§ **Stated problem**
Copy out all lines that carry the word "полотно".

§ **Saved entries**
== == ==

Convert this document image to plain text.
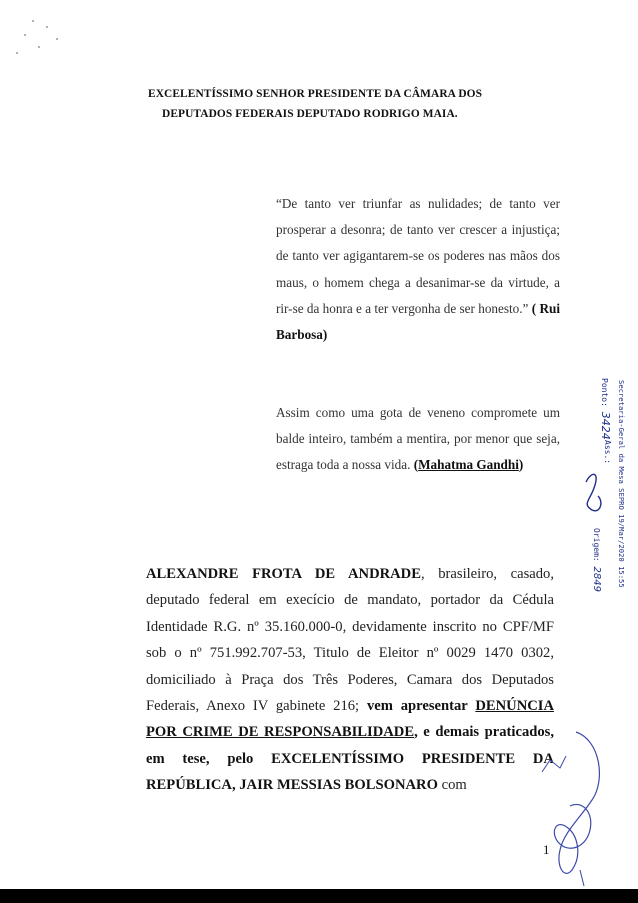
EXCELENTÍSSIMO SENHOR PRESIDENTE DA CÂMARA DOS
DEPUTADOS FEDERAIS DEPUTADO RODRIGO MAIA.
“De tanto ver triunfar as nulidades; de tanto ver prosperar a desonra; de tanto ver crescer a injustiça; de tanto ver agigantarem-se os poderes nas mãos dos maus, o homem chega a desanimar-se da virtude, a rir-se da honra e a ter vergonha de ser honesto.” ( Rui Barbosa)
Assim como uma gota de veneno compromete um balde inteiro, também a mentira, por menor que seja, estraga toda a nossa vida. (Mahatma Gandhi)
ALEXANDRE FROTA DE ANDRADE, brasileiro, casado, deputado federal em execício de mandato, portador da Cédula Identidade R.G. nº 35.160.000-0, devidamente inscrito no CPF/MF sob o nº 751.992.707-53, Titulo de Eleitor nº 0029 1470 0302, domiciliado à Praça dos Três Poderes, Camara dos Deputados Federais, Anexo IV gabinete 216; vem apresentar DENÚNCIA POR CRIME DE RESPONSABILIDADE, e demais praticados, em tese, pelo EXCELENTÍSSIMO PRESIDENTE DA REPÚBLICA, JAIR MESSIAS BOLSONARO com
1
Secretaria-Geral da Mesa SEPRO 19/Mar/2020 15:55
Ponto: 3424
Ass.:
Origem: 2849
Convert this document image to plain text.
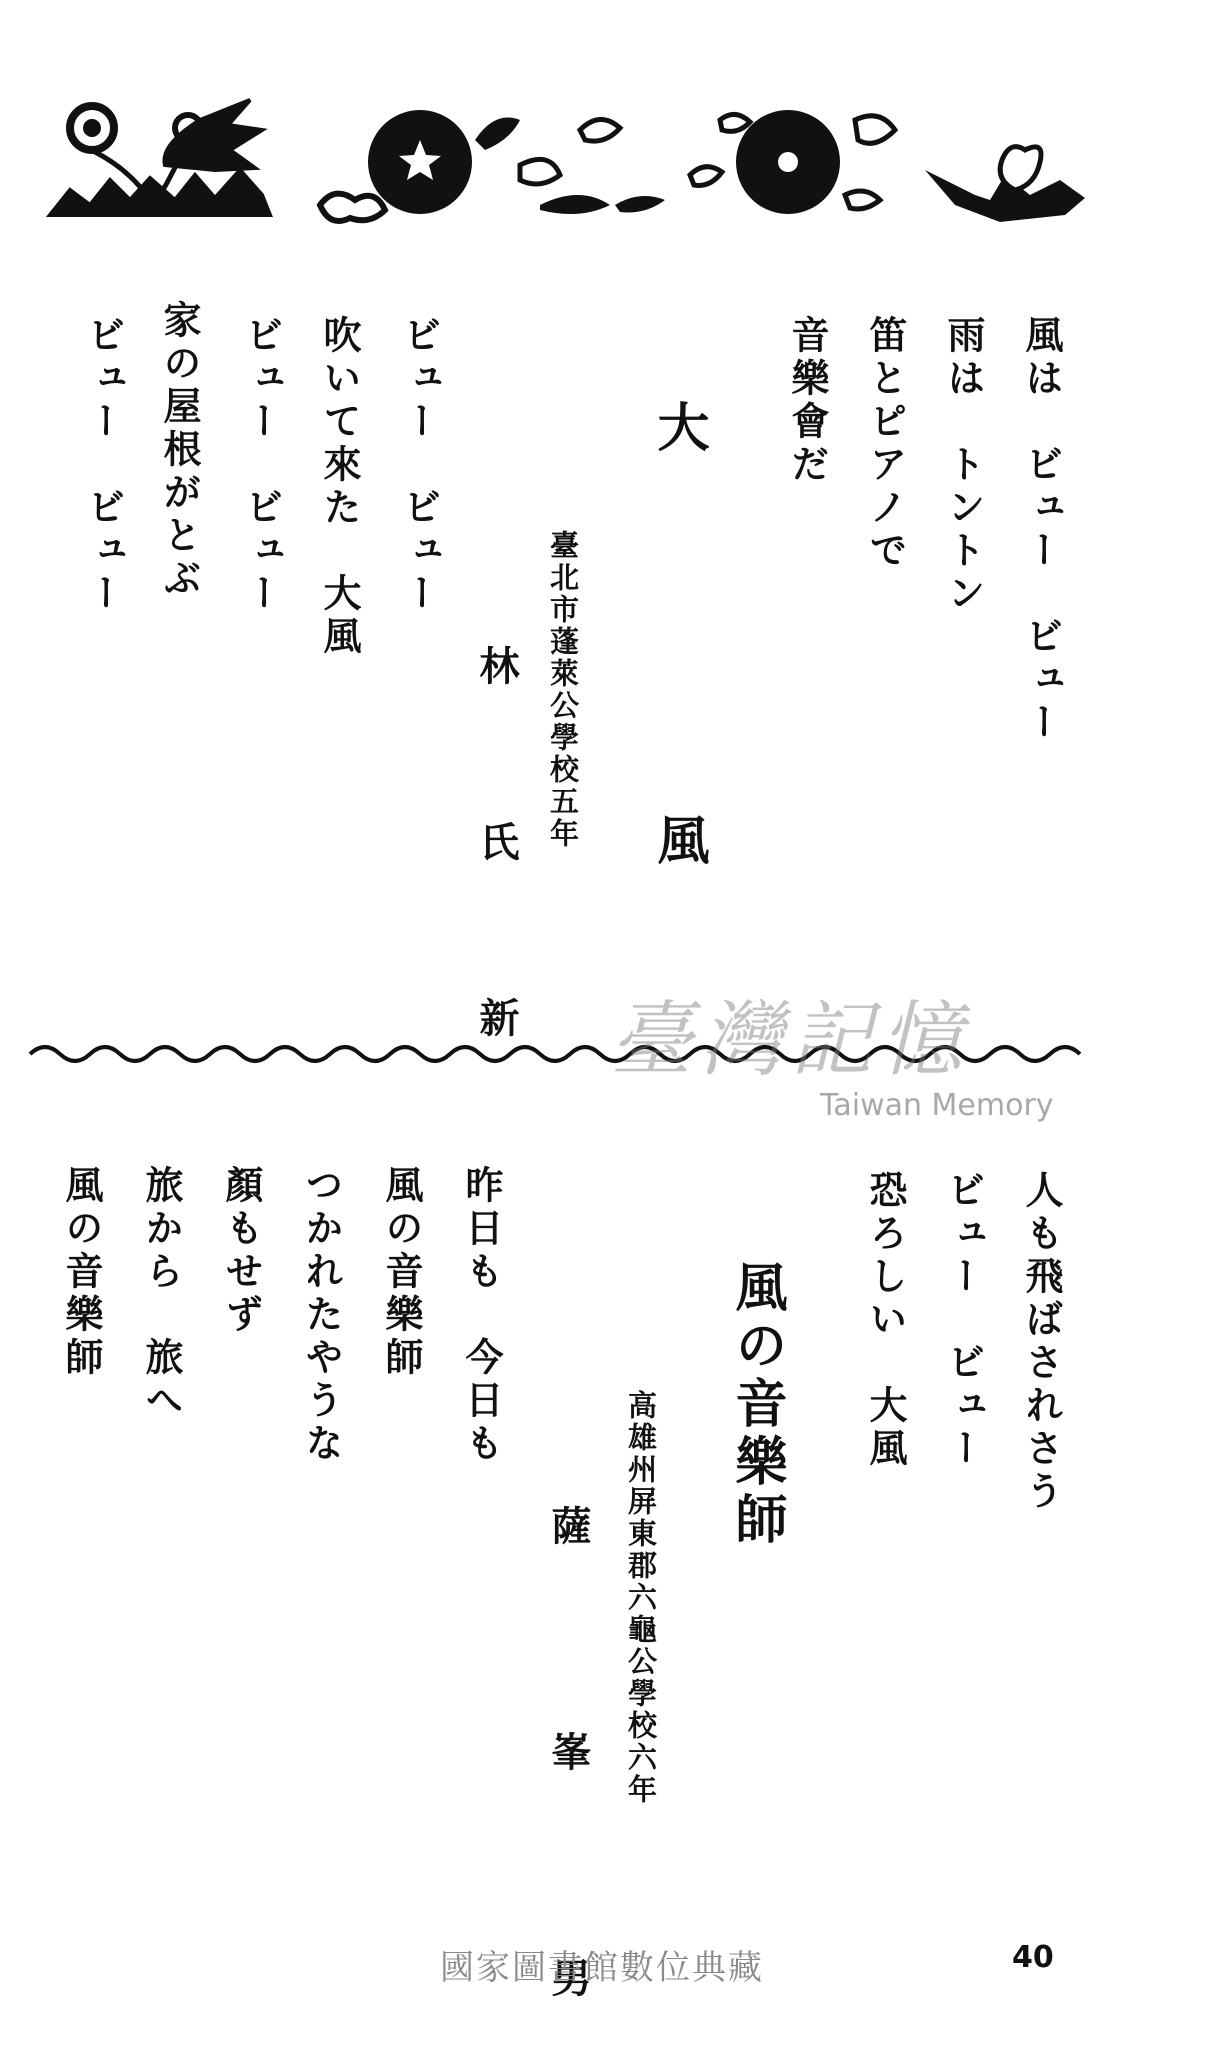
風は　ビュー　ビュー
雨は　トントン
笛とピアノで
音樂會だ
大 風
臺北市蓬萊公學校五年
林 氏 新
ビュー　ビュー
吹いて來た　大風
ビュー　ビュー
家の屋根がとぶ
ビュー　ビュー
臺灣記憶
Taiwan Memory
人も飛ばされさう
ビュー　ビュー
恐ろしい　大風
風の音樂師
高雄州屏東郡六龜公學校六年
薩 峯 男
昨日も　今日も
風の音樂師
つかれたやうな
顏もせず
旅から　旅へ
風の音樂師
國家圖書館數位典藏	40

== == ==

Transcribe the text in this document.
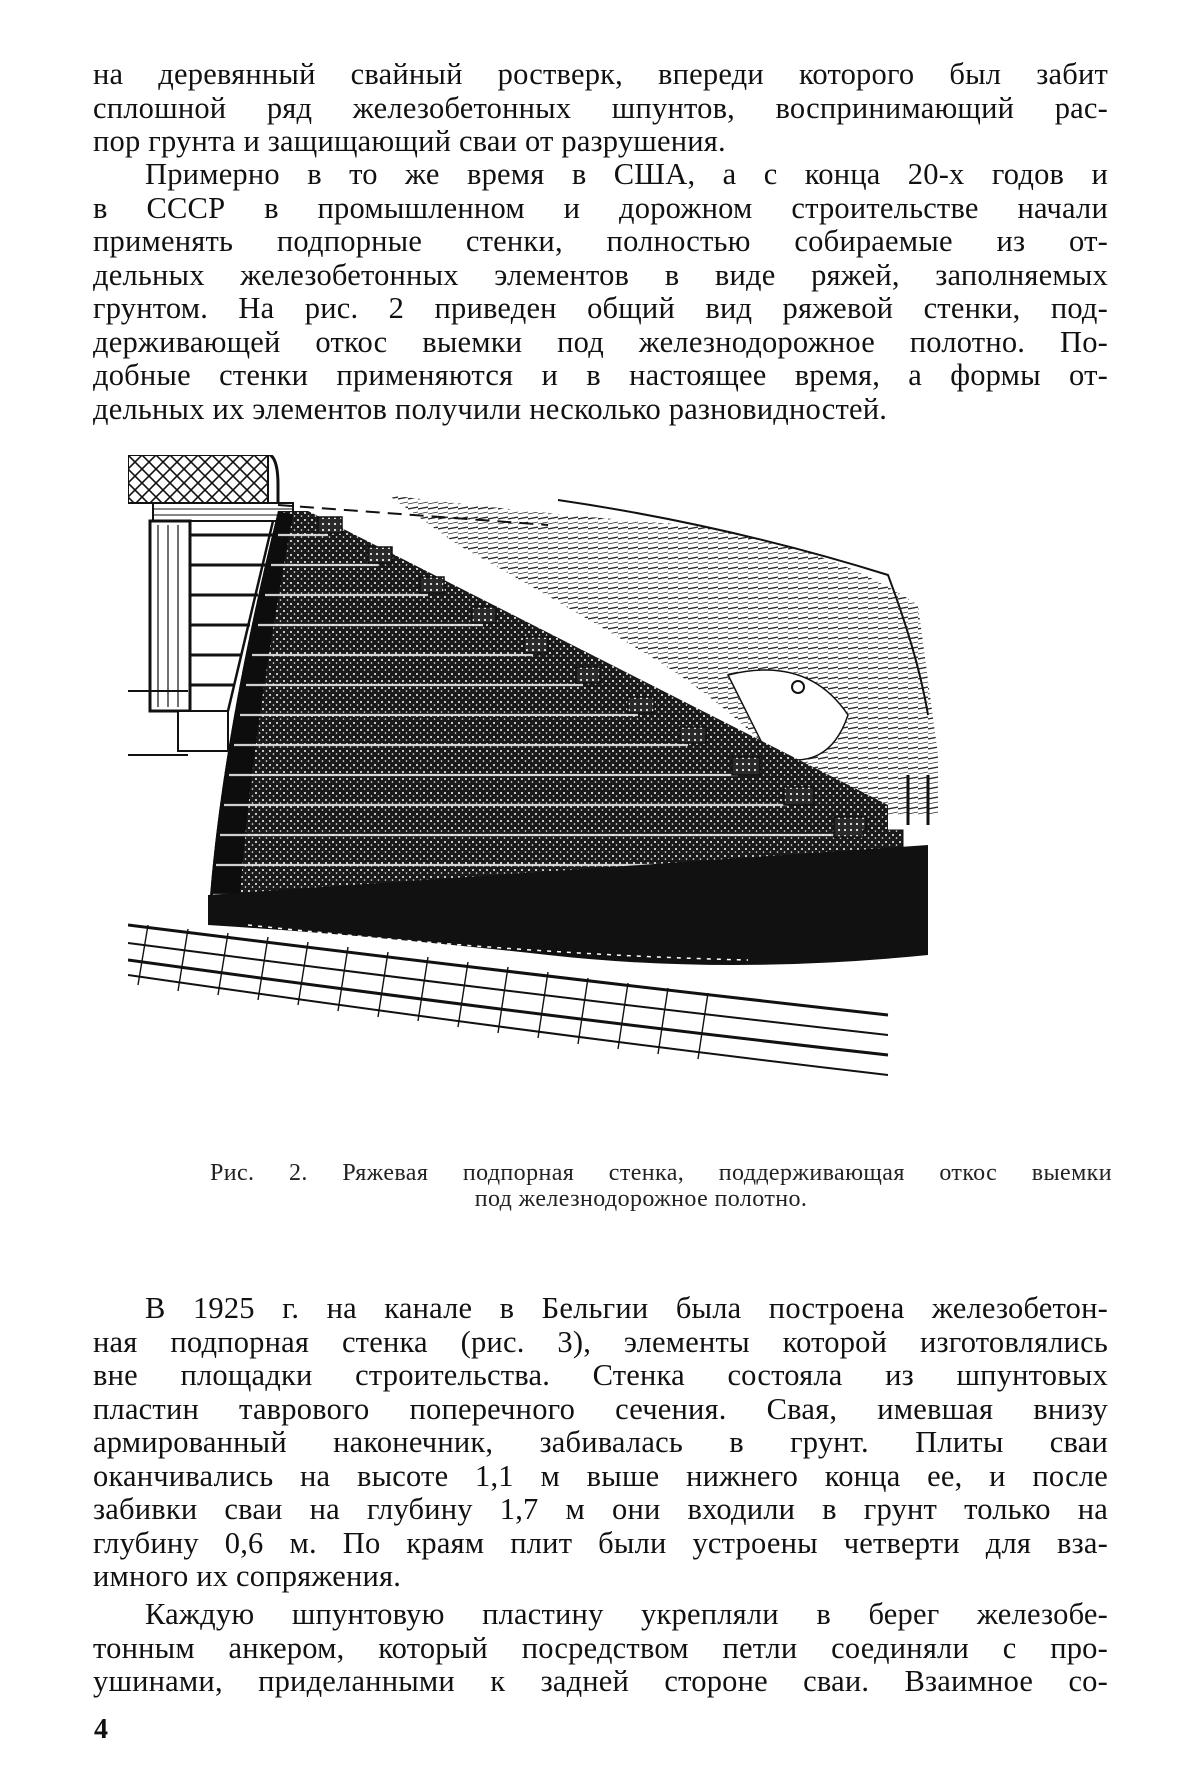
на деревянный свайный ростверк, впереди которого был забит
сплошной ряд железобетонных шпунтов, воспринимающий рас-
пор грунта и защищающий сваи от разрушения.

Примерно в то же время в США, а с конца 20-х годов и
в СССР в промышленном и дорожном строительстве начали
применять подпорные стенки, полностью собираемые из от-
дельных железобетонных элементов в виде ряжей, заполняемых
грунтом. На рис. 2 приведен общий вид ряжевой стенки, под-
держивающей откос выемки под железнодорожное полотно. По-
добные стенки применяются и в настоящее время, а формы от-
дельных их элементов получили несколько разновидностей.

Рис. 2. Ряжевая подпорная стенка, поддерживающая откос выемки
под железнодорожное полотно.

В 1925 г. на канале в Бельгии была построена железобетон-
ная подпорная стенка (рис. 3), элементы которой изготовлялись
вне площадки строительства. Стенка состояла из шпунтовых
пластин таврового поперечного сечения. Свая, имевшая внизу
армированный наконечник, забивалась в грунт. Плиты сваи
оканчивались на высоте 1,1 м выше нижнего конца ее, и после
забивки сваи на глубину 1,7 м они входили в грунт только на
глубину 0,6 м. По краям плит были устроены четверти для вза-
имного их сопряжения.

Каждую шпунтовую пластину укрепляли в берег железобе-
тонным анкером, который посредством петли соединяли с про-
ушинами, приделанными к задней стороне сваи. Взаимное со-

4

== == ==

§ **Written answer**
держивающей откос выемки под железнодорожное полотно. По-
под железнодорожное полотно.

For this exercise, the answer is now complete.